[BEGIN]

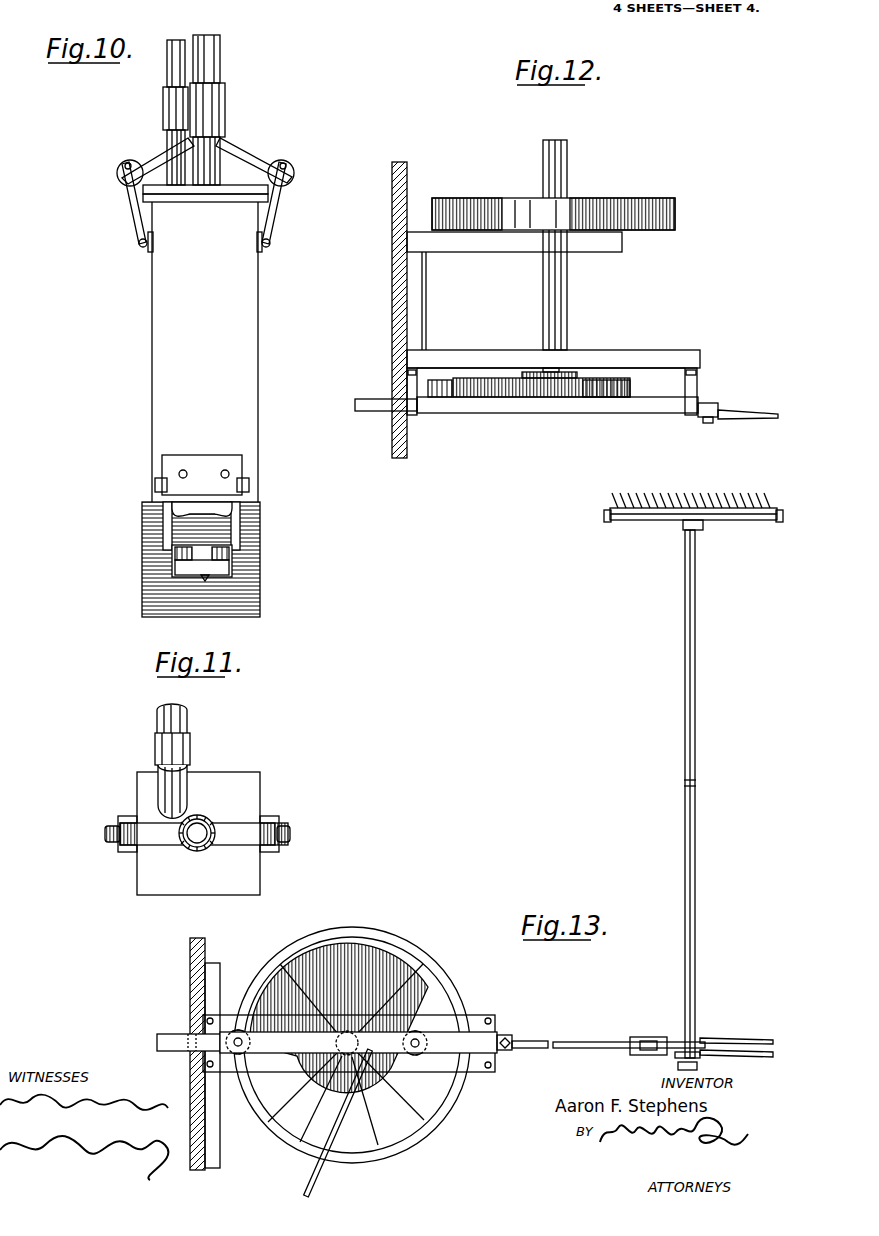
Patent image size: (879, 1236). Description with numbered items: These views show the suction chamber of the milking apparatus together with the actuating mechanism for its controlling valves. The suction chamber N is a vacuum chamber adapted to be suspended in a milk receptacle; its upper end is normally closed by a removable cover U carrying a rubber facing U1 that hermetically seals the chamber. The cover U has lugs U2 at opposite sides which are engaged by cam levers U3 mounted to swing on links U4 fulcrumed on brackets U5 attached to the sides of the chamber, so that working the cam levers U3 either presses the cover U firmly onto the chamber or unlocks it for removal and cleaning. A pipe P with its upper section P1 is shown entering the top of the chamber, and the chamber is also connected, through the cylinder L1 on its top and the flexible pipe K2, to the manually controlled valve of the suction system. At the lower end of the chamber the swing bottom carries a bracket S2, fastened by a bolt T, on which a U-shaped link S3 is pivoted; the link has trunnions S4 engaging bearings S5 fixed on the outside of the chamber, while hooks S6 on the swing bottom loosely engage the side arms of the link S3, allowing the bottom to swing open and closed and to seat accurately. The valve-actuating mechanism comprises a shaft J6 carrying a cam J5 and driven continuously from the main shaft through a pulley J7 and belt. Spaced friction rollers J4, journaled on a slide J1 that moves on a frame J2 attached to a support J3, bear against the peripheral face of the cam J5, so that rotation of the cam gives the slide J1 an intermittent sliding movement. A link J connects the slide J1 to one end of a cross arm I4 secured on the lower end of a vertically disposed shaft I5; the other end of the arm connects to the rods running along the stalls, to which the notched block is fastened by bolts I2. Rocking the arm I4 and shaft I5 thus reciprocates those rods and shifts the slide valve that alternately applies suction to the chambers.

In FIG. 10, the upper pipe section P1 is at (220, 66).
In FIG. 11, the upper pipe section P1 is at (180, 723).
In FIG. 10, the pipe P is at (207, 170).
In FIG. 11, the pipe P is at (178, 788).
In FIG. 10, the removable cover U is at (193, 192).
In FIG. 10, the rubber facing U1 is at (230, 197).
In FIG. 11, the rubber facing U1 is at (197, 834).
In FIG. 10, the lugs U2 is at (120, 184).
In FIG. 11, the lugs U2 is at (105, 838).
In FIG. 10, the cam levers U3 is at (167, 153).
In FIG. 11, the cam levers U3 is at (123, 835).
In FIG. 10, the links U4 is at (278, 215).
In FIG. 11, the links U4 is at (122, 820).
In FIG. 10, the brackets U5 is at (148, 258).
In FIG. 10, the suction chamber N is at (163, 387).
In FIG. 11, the suction chamber N is at (175, 888).
In FIG. 10, the bracket S2 is at (190, 570).
In FIG. 10, the U-shaped link S3 is at (240, 538).
In FIG. 10, the trunnions S4 is at (155, 481).
In FIG. 10, the bearings S5 is at (178, 464).
In FIG. 10, the lugs or hooks S6 is at (247, 517).
In FIG. 10, the bolt T is at (213, 568).
In FIG. 11, the flexible pipe K2 is at (207, 817).
In FIG. 11, the cylinder L1 is at (198, 840).
In FIG. 12, the link J is at (755, 418).
In FIG. 13, the link J is at (575, 1042).
In FIG. 12, the slide J1 is at (540, 405).
In FIG. 13, the slide J1 is at (462, 1040).
In FIG. 13, the frame J2 is at (462, 1068).
In FIG. 12, the support J3 is at (453, 358).
In FIG. 13, the support J3 is at (210, 985).
In FIG. 12, the friction rollers J4 is at (630, 388).
In FIG. 13, the friction rollers J4 is at (426, 1037).
In FIG. 12, the cam J5 is at (507, 375).
In FIG. 13, the cam J5 is at (375, 973).
In FIG. 12, the shaft J6 is at (557, 308).
In FIG. 13, the shaft J6 is at (362, 1085).
In FIG. 12, the pulley J7 is at (654, 232).
In FIG. 13, the bolts I2 is at (765, 1038).
In FIG. 13, the cross arm I4 is at (705, 1040).
In FIG. 13, the vertically-disposed shaft I5 is at (697, 907).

[END]

• **TASK GOAL**
Please rewrite every line of the data above as a Markdown table with the columns "Row" and "Line", numbering the rows and leaving out blank lines and the pictures.

• **SOLUTION TO THIS TASK**
| Row | Line |
|---|---|
| 1 | Patent image size: (879, 1236). Description with numbered items: These views show the suction chamber of the milking apparatus together with the actuating mechanism for its controlling valves. The suction chamber N is a vacuum chamber adapted to be suspended in a milk receptacle; its upper end is normally closed by a removable cover U carrying a rubber facing U1 that hermetically seals the chamber. The cover U has lugs U2 at opposite sides which are engaged by cam levers U3 mounted to swing on links U4 fulcrumed on brackets U5 attached to the sides of the chamber, so that working the cam levers U3 either presses the cover U firmly onto the chamber or unlocks it for removal and cleaning. A pipe P with its upper section P1 is shown entering the top of the chamber, and the chamber is also connected, through the cylinder L1 on its top and the flexible pipe K2, to the manually controlled valve of the suction system. At the lower end of the chamber the swing bottom carries a bracket S2, fastened by a bolt T, on which a U-shaped link S3 is pivoted; the link has trunnions S4 engaging bearings S5 fixed on the outside of the chamber, while hooks S6 on the swing bottom loosely engage the side arms of the link S3, allowing the bottom to swing open and closed and to seat accurately. The valve-actuating mechanism comprises a shaft J6 carrying a cam J5 and driven continuously from the main shaft through a pulley J7 and belt. Spaced friction rollers J4, journaled on a slide J1 that moves on a frame J2 attached to a support J3, bear against the peripheral face of the cam J5, so that rotation of the cam gives the slide J1 an intermittent sliding movement. A link J connects the slide J1 to one end of a cross arm I4 secured on the lower end of a vertically disposed shaft I5; the other end of the arm connects to the rods running along the stalls, to which the notched block is fastened by bolts I2. Rocking the arm I4 and shaft I5 thus reciprocates those rods and shifts the slide valve that alternately applies suction to the chambers. |
| 2 | In FIG. 10, the upper pipe section P1 is at (220, 66). |
| 3 | In FIG. 11, the upper pipe section P1 is at (180, 723). |
| 4 | In FIG. 10, the pipe P is at (207, 170). |
| 5 | In FIG. 11, the pipe P is at (178, 788). |
| 6 | In FIG. 10, the removable cover U is at (193, 192). |
| 7 | In FIG. 10, the rubber facing U1 is at (230, 197). |
| 8 | In FIG. 11, the rubber facing U1 is at (197, 834). |
| 9 | In FIG. 10, the lugs U2 is at (120, 184). |
| 10 | In FIG. 11, the lugs U2 is at (105, 838). |
| 11 | In FIG. 10, the cam levers U3 is at (167, 153). |
| 12 | In FIG. 11, the cam levers U3 is at (123, 835). |
| 13 | In FIG. 10, the links U4 is at (278, 215). |
| 14 | In FIG. 11, the links U4 is at (122, 820). |
| 15 | In FIG. 10, the brackets U5 is at (148, 258). |
| 16 | In FIG. 10, the suction chamber N is at (163, 387). |
| 17 | In FIG. 11, the suction chamber N is at (175, 888). |
| 18 | In FIG. 10, the bracket S2 is at (190, 570). |
| 19 | In FIG. 10, the U-shaped link S3 is at (240, 538). |
| 20 | In FIG. 10, the trunnions S4 is at (155, 481). |
| 21 | In FIG. 10, the bearings S5 is at (178, 464). |
| 22 | In FIG. 10, the lugs or hooks S6 is at (247, 517). |
| 23 | In FIG. 10, the bolt T is at (213, 568). |
| 24 | In FIG. 11, the flexible pipe K2 is at (207, 817). |
| 25 | In FIG. 11, the cylinder L1 is at (198, 840). |
| 26 | In FIG. 12, the link J is at (755, 418). |
| 27 | In FIG. 13, the link J is at (575, 1042). |
| 28 | In FIG. 12, the slide J1 is at (540, 405). |
| 29 | In FIG. 13, the slide J1 is at (462, 1040). |
| 30 | In FIG. 13, the frame J2 is at (462, 1068). |
| 31 | In FIG. 12, the support J3 is at (453, 358). |
| 32 | In FIG. 13, the support J3 is at (210, 985). |
| 33 | In FIG. 12, the friction rollers J4 is at (630, 388). |
| 34 | In FIG. 13, the friction rollers J4 is at (426, 1037). |
| 35 | In FIG. 12, the cam J5 is at (507, 375). |
| 36 | In FIG. 13, the cam J5 is at (375, 973). |
| 37 | In FIG. 12, the shaft J6 is at (557, 308). |
| 38 | In FIG. 13, the shaft J6 is at (362, 1085). |
| 39 | In FIG. 12, the pulley J7 is at (654, 232). |
| 40 | In FIG. 13, the bolts I2 is at (765, 1038). |
| 41 | In FIG. 13, the cross arm I4 is at (705, 1040). |
| 42 | In FIG. 13, the vertically-disposed shaft I5 is at (697, 907). |